■ **Given instruction**: Write out all of the entries that follow, word for word, but skip the pictures.

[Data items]
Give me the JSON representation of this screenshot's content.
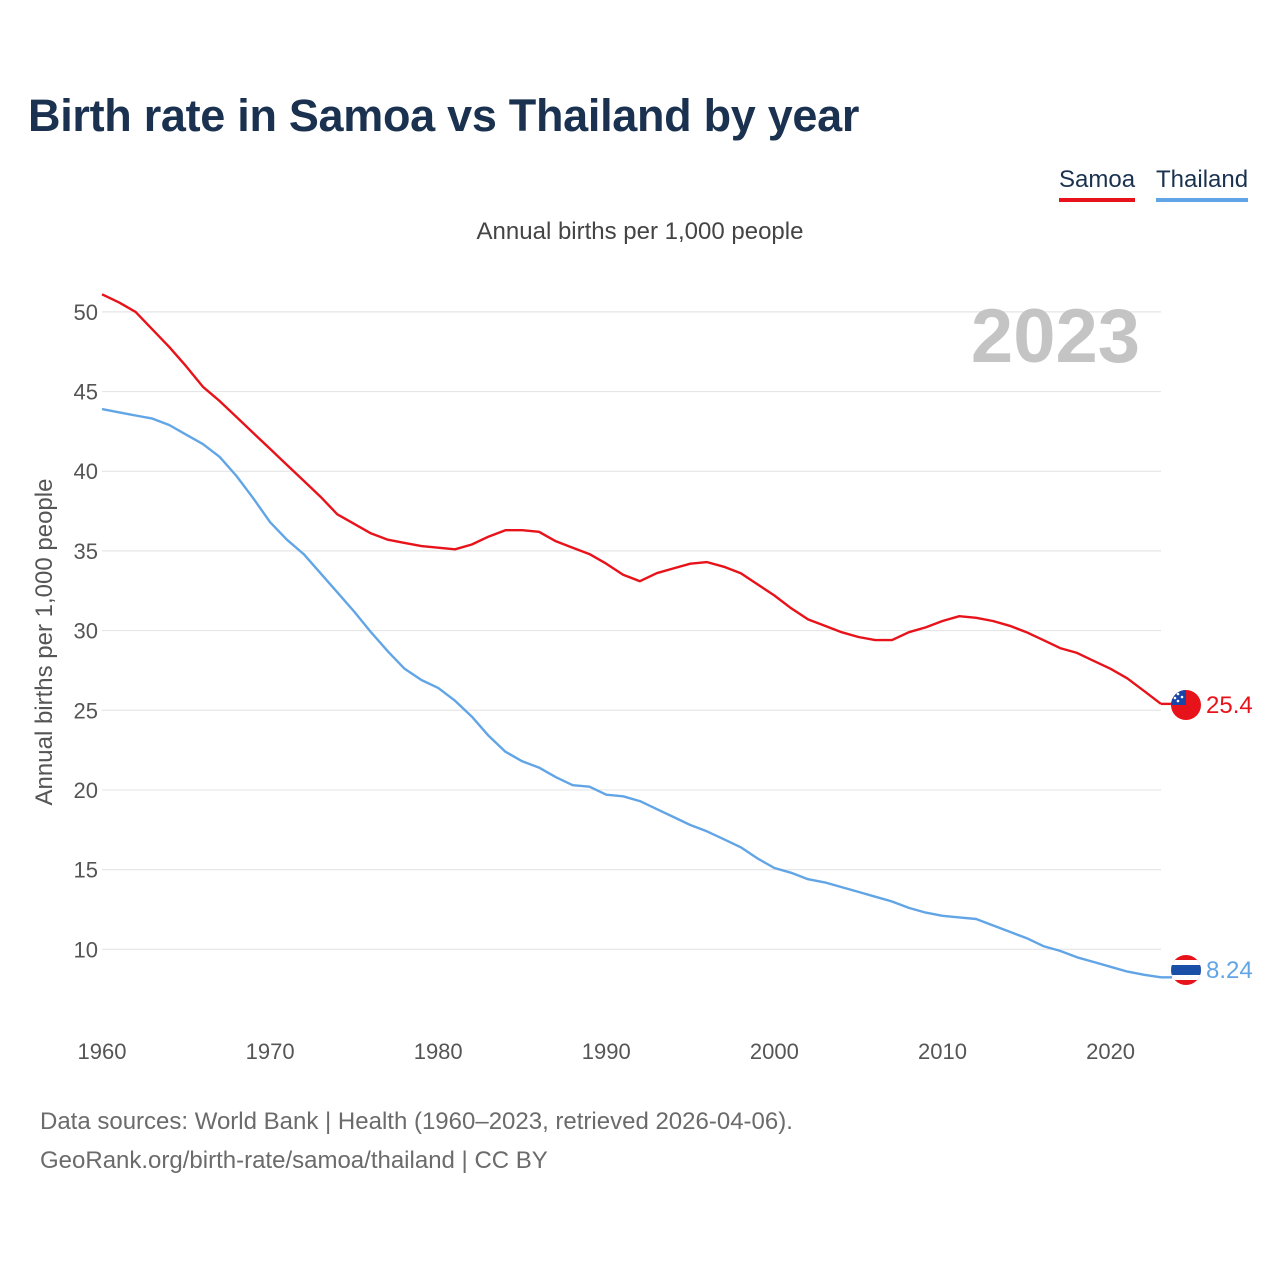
{
  "title": "Birth rate in Samoa vs Thailand by year",
  "subtitle": "Annual births per 1,000 people",
  "legend": {
    "samoa": "Samoa",
    "thailand": "Thailand"
  },
  "source_line_1": "Data sources: World Bank | Health (1960–2023, retrieved 2026-04-06).",
  "source_line_2": "GeoRank.org/birth-rate/samoa/thailand | CC BY",
  "colors": {
    "samoa": "#e8131a",
    "thailand": "#62a5e6",
    "grid": "#e6e6e6"
  },
  "chart_data": {
    "type": "line",
    "title": "Birth rate in Samoa vs Thailand by year",
    "subtitle": "Annual births per 1,000 people",
    "xlabel": "",
    "ylabel": "Annual births per 1,000 people",
    "xlim": [
      1960,
      2023
    ],
    "ylim": [
      5.5,
      52
    ],
    "x_ticks": [
      1960,
      1970,
      1980,
      1990,
      2000,
      2010,
      2020
    ],
    "y_ticks": [
      10,
      15,
      20,
      25,
      30,
      35,
      40,
      45,
      50
    ],
    "grid": true,
    "legend_position": "top-right",
    "year_label": "2023",
    "x": [
      1960,
      1961,
      1962,
      1963,
      1964,
      1965,
      1966,
      1967,
      1968,
      1969,
      1970,
      1971,
      1972,
      1973,
      1974,
      1975,
      1976,
      1977,
      1978,
      1979,
      1980,
      1981,
      1982,
      1983,
      1984,
      1985,
      1986,
      1987,
      1988,
      1989,
      1990,
      1991,
      1992,
      1993,
      1994,
      1995,
      1996,
      1997,
      1998,
      1999,
      2000,
      2001,
      2002,
      2003,
      2004,
      2005,
      2006,
      2007,
      2008,
      2009,
      2010,
      2011,
      2012,
      2013,
      2014,
      2015,
      2016,
      2017,
      2018,
      2019,
      2020,
      2021,
      2022,
      2023
    ],
    "series": [
      {
        "name": "Samoa",
        "color": "#e8131a",
        "end_label": "25.4",
        "values": [
          51.1,
          50.6,
          50.0,
          48.9,
          47.8,
          46.6,
          45.3,
          44.4,
          43.4,
          42.4,
          41.4,
          40.4,
          39.4,
          38.4,
          37.3,
          36.7,
          36.1,
          35.7,
          35.5,
          35.3,
          35.2,
          35.1,
          35.4,
          35.9,
          36.3,
          36.3,
          36.2,
          35.6,
          35.2,
          34.8,
          34.2,
          33.5,
          33.1,
          33.6,
          33.9,
          34.2,
          34.3,
          34.0,
          33.6,
          32.9,
          32.2,
          31.4,
          30.7,
          30.3,
          29.9,
          29.6,
          29.4,
          29.4,
          29.9,
          30.2,
          30.6,
          30.9,
          30.8,
          30.6,
          30.3,
          29.9,
          29.4,
          28.9,
          28.6,
          28.1,
          27.6,
          27.0,
          26.2,
          25.4
        ]
      },
      {
        "name": "Thailand",
        "color": "#62a5e6",
        "end_label": "8.24",
        "values": [
          43.9,
          43.7,
          43.5,
          43.3,
          42.9,
          42.3,
          41.7,
          40.9,
          39.7,
          38.3,
          36.8,
          35.7,
          34.8,
          33.6,
          32.4,
          31.2,
          29.9,
          28.7,
          27.6,
          26.9,
          26.4,
          25.6,
          24.6,
          23.4,
          22.4,
          21.8,
          21.4,
          20.8,
          20.3,
          20.2,
          19.7,
          19.6,
          19.3,
          18.8,
          18.3,
          17.8,
          17.4,
          16.9,
          16.4,
          15.7,
          15.1,
          14.8,
          14.4,
          14.2,
          13.9,
          13.6,
          13.3,
          13.0,
          12.6,
          12.3,
          12.1,
          12.0,
          11.9,
          11.5,
          11.1,
          10.7,
          10.2,
          9.9,
          9.5,
          9.2,
          8.9,
          8.6,
          8.4,
          8.24
        ]
      }
    ]
  }
}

■ **Finished task**:
Give me the JSON representation of this screenshot's content.
{
  "title": "Birth rate in Samoa vs Thailand by year",
  "subtitle": "Annual births per 1,000 people",
  "legend": {
    "samoa": "Samoa",
    "thailand": "Thailand"
  },
  "source_line_1": "Data sources: World Bank | Health (1960–2023, retrieved 2026-04-06).",
  "source_line_2": "GeoRank.org/birth-rate/samoa/thailand | CC BY",
  "colors": {
    "samoa": "#e8131a",
    "thailand": "#62a5e6",
    "grid": "#e6e6e6"
  },
  "chart_data": {
    "type": "line",
    "title": "Birth rate in Samoa vs Thailand by year",
    "subtitle": "Annual births per 1,000 people",
    "xlabel": "",
    "ylabel": "Annual births per 1,000 people",
    "xlim": [
      1960,
      2023
    ],
    "ylim": [
      5.5,
      52
    ],
    "x_ticks": [
      1960,
      1970,
      1980,
      1990,
      2000,
      2010,
      2020
    ],
    "y_ticks": [
      10,
      15,
      20,
      25,
      30,
      35,
      40,
      45,
      50
    ],
    "grid": true,
    "legend_position": "top-right",
    "year_label": "2023",
    "x": [
      1960,
      1961,
      1962,
      1963,
      1964,
      1965,
      1966,
      1967,
      1968,
      1969,
      1970,
      1971,
      1972,
      1973,
      1974,
      1975,
      1976,
      1977,
      1978,
      1979,
      1980,
      1981,
      1982,
      1983,
      1984,
      1985,
      1986,
      1987,
      1988,
      1989,
      1990,
      1991,
      1992,
      1993,
      1994,
      1995,
      1996,
      1997,
      1998,
      1999,
      2000,
      2001,
      2002,
      2003,
      2004,
      2005,
      2006,
      2007,
      2008,
      2009,
      2010,
      2011,
      2012,
      2013,
      2014,
      2015,
      2016,
      2017,
      2018,
      2019,
      2020,
      2021,
      2022,
      2023
    ],
    "series": [
      {
        "name": "Samoa",
        "color": "#e8131a",
        "end_label": "25.4",
        "values": [
          51.1,
          50.6,
          50.0,
          48.9,
          47.8,
          46.6,
          45.3,
          44.4,
          43.4,
          42.4,
          41.4,
          40.4,
          39.4,
          38.4,
          37.3,
          36.7,
          36.1,
          35.7,
          35.5,
          35.3,
          35.2,
          35.1,
          35.4,
          35.9,
          36.3,
          36.3,
          36.2,
          35.6,
          35.2,
          34.8,
          34.2,
          33.5,
          33.1,
          33.6,
          33.9,
          34.2,
          34.3,
          34.0,
          33.6,
          32.9,
          32.2,
          31.4,
          30.7,
          30.3,
          29.9,
          29.6,
          29.4,
          29.4,
          29.9,
          30.2,
          30.6,
          30.9,
          30.8,
          30.6,
          30.3,
          29.9,
          29.4,
          28.9,
          28.6,
          28.1,
          27.6,
          27.0,
          26.2,
          25.4
        ]
      },
      {
        "name": "Thailand",
        "color": "#62a5e6",
        "end_label": "8.24",
        "values": [
          43.9,
          43.7,
          43.5,
          43.3,
          42.9,
          42.3,
          41.7,
          40.9,
          39.7,
          38.3,
          36.8,
          35.7,
          34.8,
          33.6,
          32.4,
          31.2,
          29.9,
          28.7,
          27.6,
          26.9,
          26.4,
          25.6,
          24.6,
          23.4,
          22.4,
          21.8,
          21.4,
          20.8,
          20.3,
          20.2,
          19.7,
          19.6,
          19.3,
          18.8,
          18.3,
          17.8,
          17.4,
          16.9,
          16.4,
          15.7,
          15.1,
          14.8,
          14.4,
          14.2,
          13.9,
          13.6,
          13.3,
          13.0,
          12.6,
          12.3,
          12.1,
          12.0,
          11.9,
          11.5,
          11.1,
          10.7,
          10.2,
          9.9,
          9.5,
          9.2,
          8.9,
          8.6,
          8.4,
          8.24
        ]
      }
    ]
  }
}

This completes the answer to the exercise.